** Goal **
Pick every line from the data that holds the word "Karel".

** Data items **
::::

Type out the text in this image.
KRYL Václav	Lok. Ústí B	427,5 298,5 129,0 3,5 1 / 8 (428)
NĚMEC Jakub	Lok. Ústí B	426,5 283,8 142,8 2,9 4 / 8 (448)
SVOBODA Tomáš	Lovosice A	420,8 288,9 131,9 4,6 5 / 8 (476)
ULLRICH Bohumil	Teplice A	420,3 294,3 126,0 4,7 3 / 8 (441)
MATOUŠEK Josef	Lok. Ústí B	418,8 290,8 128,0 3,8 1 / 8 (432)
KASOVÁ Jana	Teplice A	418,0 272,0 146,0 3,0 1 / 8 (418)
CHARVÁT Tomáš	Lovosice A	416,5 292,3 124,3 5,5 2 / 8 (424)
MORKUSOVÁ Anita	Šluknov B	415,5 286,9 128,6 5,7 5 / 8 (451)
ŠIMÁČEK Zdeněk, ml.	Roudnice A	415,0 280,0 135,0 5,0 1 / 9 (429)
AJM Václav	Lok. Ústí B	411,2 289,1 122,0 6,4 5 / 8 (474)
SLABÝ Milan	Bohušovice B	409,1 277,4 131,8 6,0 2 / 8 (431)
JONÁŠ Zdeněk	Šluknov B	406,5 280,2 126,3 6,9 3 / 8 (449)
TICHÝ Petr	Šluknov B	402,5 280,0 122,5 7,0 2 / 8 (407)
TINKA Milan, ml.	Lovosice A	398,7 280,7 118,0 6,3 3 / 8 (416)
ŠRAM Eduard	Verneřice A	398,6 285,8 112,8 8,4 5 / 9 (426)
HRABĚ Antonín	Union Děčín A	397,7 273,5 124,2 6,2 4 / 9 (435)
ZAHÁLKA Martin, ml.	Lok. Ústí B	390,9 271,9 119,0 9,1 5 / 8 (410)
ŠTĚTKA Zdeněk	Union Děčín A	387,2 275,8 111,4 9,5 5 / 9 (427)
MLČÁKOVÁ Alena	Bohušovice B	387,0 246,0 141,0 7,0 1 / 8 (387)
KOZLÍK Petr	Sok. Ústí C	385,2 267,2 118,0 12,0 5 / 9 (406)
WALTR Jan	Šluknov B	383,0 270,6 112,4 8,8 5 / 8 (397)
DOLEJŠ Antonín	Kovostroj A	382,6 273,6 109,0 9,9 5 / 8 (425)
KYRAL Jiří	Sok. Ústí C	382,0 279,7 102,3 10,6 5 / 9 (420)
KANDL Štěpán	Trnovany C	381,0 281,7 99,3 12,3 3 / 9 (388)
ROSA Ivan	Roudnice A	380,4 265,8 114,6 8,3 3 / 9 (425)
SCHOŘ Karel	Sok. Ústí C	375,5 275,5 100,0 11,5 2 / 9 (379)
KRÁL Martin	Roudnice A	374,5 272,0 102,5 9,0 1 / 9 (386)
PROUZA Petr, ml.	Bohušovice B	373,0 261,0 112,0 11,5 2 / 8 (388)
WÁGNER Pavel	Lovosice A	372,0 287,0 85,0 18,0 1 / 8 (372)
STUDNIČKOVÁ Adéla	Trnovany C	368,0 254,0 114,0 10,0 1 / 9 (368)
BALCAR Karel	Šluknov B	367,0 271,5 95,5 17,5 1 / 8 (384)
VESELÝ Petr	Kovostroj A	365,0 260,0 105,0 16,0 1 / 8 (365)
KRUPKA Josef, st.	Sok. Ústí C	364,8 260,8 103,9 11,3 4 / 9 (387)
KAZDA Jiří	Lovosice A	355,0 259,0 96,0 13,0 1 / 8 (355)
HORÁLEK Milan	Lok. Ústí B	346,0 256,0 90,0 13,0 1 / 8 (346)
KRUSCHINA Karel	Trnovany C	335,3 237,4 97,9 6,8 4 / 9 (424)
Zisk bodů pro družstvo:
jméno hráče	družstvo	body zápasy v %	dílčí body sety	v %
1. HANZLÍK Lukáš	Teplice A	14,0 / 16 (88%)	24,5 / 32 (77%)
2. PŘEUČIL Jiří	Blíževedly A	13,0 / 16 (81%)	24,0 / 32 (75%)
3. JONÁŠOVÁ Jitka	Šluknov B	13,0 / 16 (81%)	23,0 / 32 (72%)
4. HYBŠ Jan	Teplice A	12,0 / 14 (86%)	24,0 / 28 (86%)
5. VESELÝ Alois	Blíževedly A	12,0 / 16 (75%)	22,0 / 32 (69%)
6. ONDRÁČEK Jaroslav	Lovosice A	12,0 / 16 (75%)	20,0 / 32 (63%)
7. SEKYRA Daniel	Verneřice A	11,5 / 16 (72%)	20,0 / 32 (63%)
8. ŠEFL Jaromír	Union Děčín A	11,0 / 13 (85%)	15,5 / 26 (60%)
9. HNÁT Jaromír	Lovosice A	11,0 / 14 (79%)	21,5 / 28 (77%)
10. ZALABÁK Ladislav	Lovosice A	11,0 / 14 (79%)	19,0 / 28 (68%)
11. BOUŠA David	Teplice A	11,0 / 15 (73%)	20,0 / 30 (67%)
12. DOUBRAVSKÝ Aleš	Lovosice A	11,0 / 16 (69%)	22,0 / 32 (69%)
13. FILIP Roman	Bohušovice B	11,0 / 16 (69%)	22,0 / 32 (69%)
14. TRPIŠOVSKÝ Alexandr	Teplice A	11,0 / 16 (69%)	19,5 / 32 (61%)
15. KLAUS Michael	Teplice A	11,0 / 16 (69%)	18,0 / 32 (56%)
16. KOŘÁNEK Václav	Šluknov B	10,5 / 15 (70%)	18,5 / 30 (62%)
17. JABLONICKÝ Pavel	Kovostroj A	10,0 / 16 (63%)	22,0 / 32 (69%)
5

::::

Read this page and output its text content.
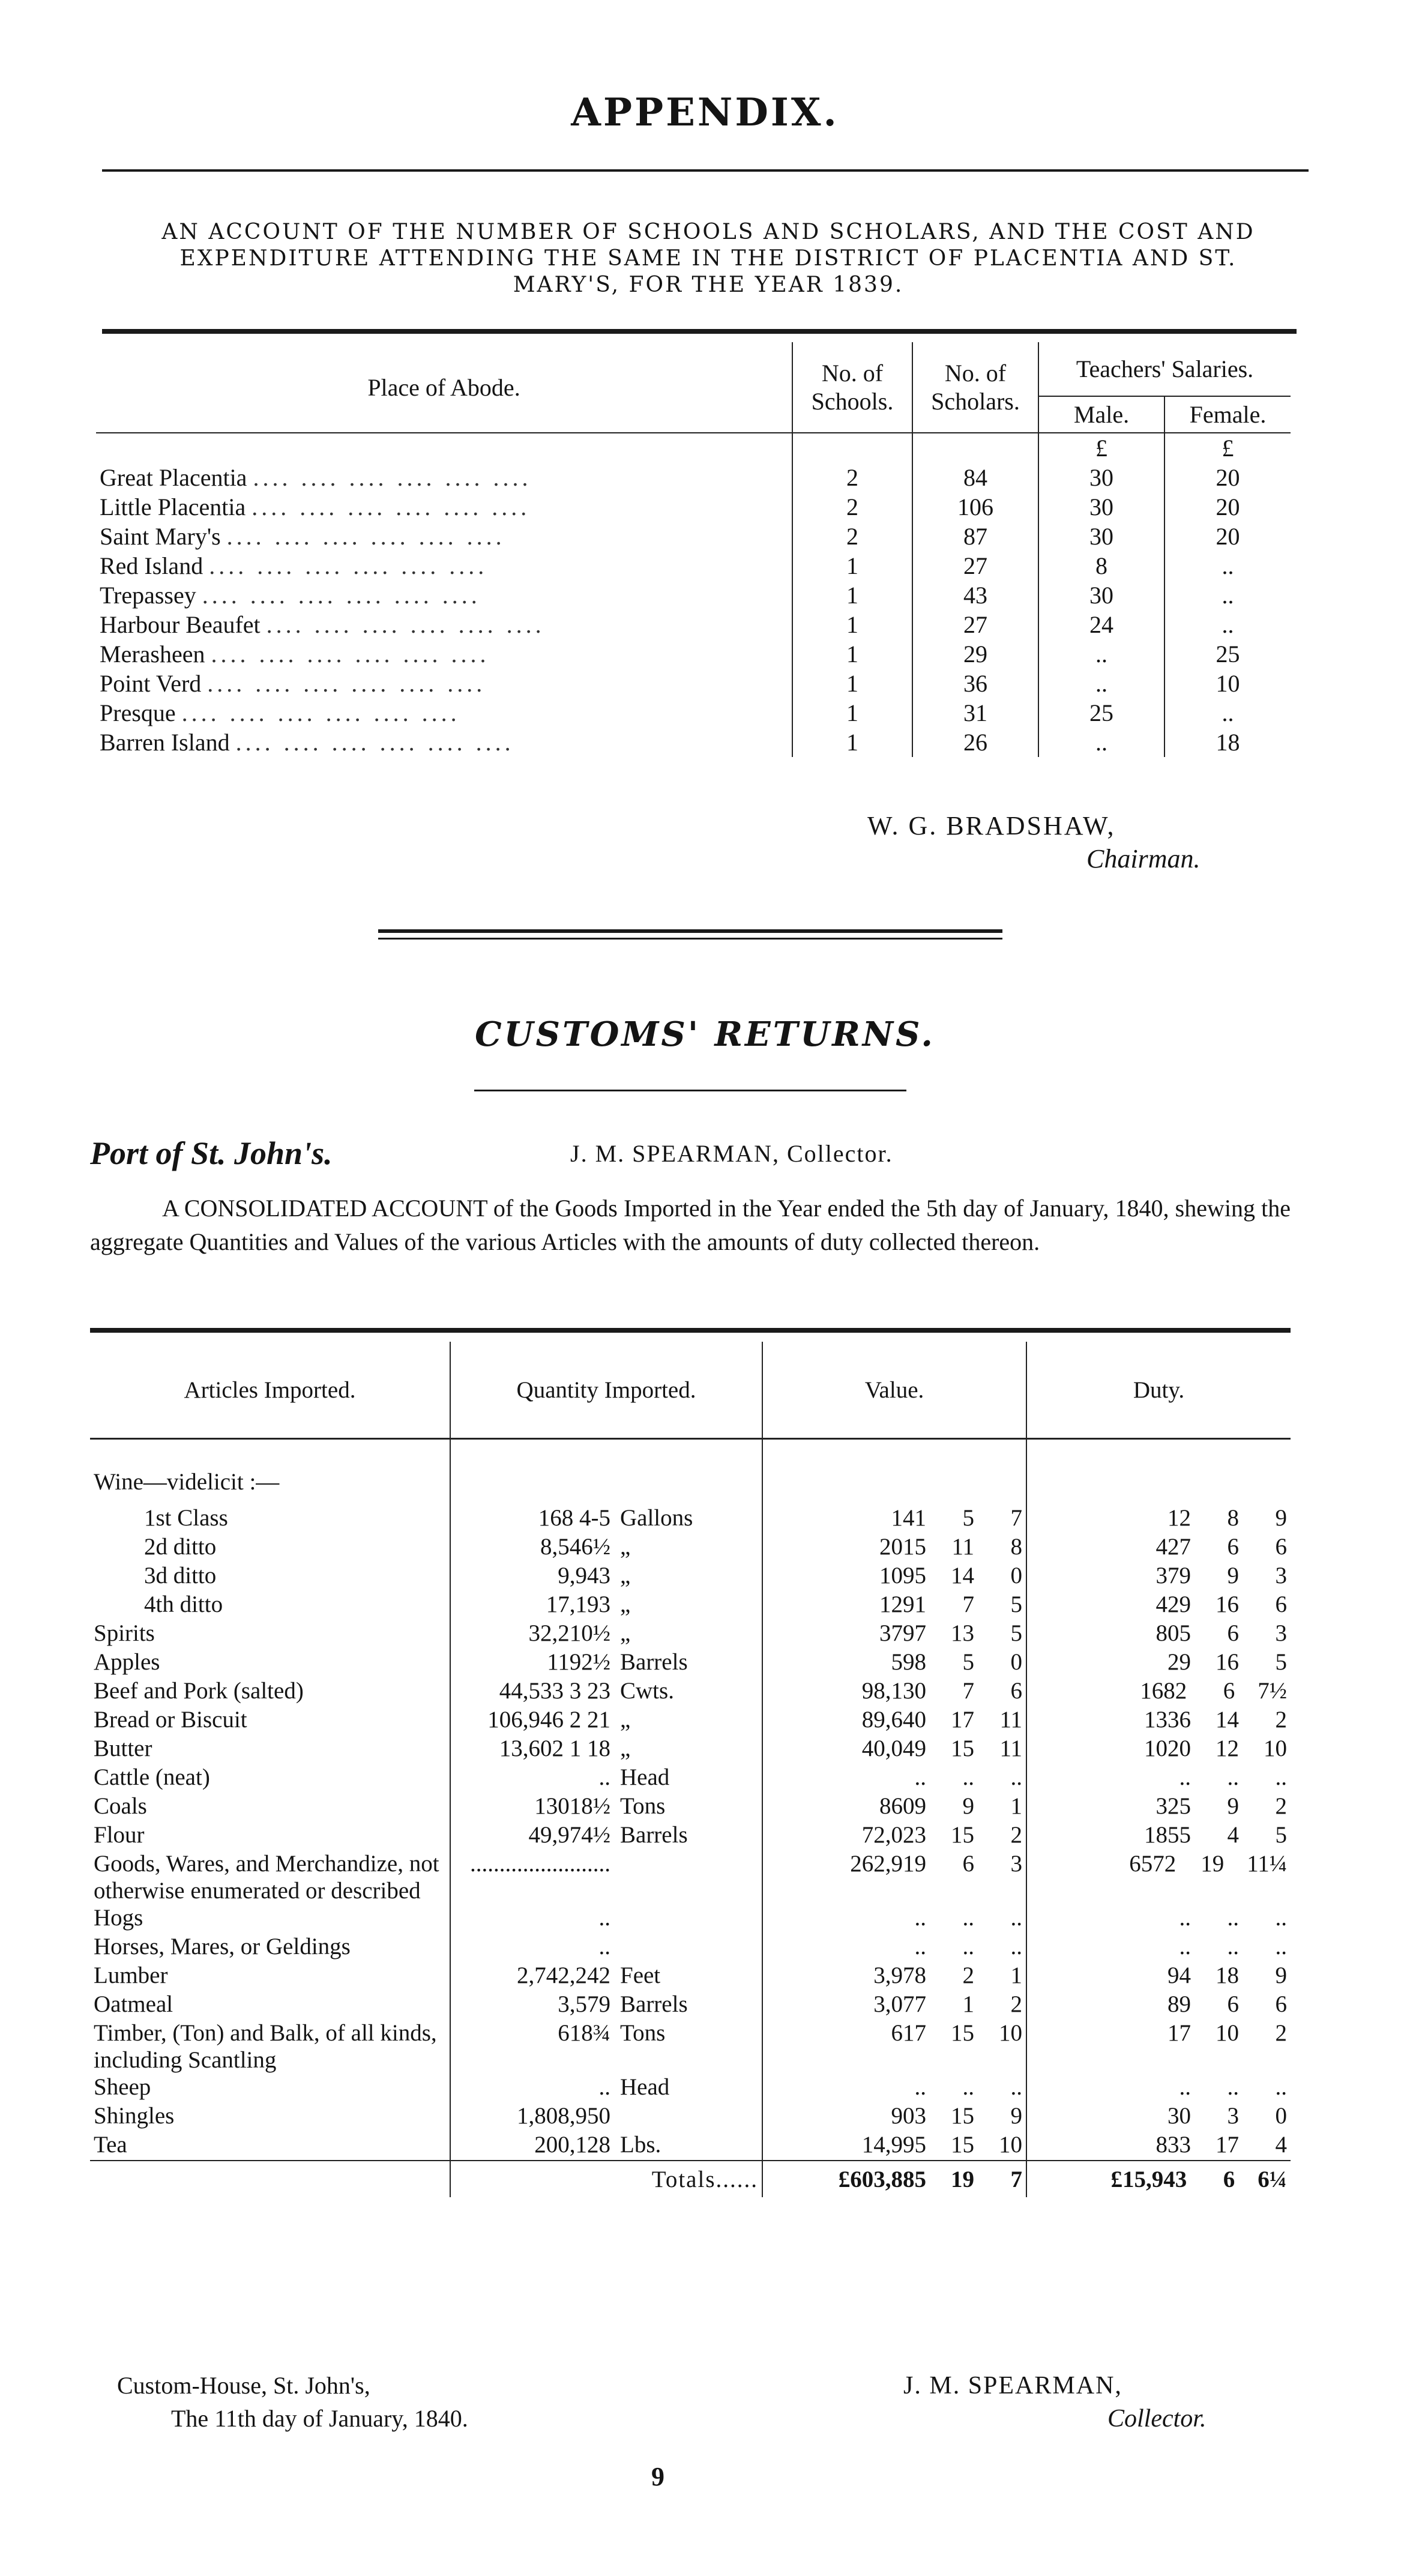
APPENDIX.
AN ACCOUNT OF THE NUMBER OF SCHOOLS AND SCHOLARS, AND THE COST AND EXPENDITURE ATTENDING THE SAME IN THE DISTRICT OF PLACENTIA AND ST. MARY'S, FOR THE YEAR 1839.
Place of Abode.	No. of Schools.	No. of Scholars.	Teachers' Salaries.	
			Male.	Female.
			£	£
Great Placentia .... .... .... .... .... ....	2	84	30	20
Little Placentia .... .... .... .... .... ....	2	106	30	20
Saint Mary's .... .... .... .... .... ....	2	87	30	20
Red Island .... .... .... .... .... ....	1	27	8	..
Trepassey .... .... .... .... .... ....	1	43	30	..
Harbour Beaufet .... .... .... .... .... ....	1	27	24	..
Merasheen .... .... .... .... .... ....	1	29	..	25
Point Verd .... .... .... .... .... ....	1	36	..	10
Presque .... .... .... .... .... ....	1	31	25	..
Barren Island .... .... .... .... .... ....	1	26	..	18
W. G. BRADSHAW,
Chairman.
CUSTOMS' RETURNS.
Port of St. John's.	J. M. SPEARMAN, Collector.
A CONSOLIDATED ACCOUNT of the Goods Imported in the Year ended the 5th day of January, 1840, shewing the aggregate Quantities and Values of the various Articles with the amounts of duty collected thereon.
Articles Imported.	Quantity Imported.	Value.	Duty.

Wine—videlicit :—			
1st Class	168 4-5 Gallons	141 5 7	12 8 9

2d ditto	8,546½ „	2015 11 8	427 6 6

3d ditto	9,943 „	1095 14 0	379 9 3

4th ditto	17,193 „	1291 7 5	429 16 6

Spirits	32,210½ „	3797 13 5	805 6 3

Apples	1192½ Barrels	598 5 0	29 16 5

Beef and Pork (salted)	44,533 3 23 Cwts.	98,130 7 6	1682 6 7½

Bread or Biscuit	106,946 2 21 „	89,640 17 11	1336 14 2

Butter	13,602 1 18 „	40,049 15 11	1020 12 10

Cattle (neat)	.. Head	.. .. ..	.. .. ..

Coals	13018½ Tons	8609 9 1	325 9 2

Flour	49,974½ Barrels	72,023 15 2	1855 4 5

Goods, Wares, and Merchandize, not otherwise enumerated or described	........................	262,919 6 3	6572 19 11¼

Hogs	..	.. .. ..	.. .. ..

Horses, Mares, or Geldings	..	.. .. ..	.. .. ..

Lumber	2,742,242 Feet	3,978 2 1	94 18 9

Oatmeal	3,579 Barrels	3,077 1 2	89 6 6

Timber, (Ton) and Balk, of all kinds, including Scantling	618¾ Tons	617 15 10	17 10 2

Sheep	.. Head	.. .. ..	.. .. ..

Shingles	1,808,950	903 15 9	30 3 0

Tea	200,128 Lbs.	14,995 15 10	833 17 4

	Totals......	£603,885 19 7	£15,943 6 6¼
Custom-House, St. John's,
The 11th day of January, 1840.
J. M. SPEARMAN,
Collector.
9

::::

** Result of the task **
SCHOŘ Karel	Sok. Ústí C	375,5 275,5 100,0 11,5 2 / 9 (379)
BALCAR Karel	Šluknov B	367,0 271,5 95,5 17,5 1 / 8 (384)
KRUSCHINA Karel	Trnovany C	335,3 237,4 97,9 6,8 4 / 9 (424)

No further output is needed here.